>>>

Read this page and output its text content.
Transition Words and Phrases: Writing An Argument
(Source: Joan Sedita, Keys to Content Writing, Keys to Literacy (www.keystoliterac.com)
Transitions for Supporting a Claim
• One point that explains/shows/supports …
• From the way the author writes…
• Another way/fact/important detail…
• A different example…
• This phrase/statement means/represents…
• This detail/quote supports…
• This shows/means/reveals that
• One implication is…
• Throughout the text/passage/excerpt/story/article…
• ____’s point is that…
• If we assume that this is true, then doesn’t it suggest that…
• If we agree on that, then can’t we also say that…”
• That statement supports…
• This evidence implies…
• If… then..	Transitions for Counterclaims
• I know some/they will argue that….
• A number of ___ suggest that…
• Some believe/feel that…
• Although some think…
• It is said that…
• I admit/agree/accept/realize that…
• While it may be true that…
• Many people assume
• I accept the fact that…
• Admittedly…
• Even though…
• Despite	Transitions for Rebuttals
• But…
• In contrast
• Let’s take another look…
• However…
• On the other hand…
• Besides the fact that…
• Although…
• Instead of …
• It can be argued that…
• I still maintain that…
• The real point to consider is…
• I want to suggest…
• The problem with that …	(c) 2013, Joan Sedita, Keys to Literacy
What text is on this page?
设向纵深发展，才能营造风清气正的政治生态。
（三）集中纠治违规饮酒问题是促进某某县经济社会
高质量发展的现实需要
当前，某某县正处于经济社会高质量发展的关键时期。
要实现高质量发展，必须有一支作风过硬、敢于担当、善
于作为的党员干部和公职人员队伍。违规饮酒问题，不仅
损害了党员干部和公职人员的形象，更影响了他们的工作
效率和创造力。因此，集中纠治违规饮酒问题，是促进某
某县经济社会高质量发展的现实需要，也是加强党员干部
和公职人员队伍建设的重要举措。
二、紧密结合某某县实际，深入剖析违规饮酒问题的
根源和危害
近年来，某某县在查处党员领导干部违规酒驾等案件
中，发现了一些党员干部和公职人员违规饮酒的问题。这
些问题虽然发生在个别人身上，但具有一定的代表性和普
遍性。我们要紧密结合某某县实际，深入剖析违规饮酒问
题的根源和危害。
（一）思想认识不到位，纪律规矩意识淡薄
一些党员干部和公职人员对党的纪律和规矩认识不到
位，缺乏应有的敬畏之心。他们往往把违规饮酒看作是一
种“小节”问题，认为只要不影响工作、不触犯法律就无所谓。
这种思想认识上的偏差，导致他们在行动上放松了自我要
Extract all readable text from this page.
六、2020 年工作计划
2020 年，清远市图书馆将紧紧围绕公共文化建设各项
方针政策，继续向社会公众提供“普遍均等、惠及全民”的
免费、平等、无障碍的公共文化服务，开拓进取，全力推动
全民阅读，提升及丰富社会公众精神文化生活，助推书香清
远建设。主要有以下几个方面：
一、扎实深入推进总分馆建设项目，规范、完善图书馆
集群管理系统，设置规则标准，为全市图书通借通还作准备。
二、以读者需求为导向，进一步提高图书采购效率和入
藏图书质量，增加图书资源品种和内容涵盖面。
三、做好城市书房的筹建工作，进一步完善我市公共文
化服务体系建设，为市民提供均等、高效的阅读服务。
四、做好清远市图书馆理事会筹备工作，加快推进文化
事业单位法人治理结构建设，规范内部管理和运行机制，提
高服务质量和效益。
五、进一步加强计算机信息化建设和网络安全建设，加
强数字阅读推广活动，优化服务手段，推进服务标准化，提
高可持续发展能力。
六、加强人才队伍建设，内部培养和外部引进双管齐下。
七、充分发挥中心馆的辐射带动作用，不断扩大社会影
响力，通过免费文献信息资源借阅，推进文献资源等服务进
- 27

<<<

Problem to solve —
Reply with one number only: the count of lines in the entries that contain "then".

Result —
3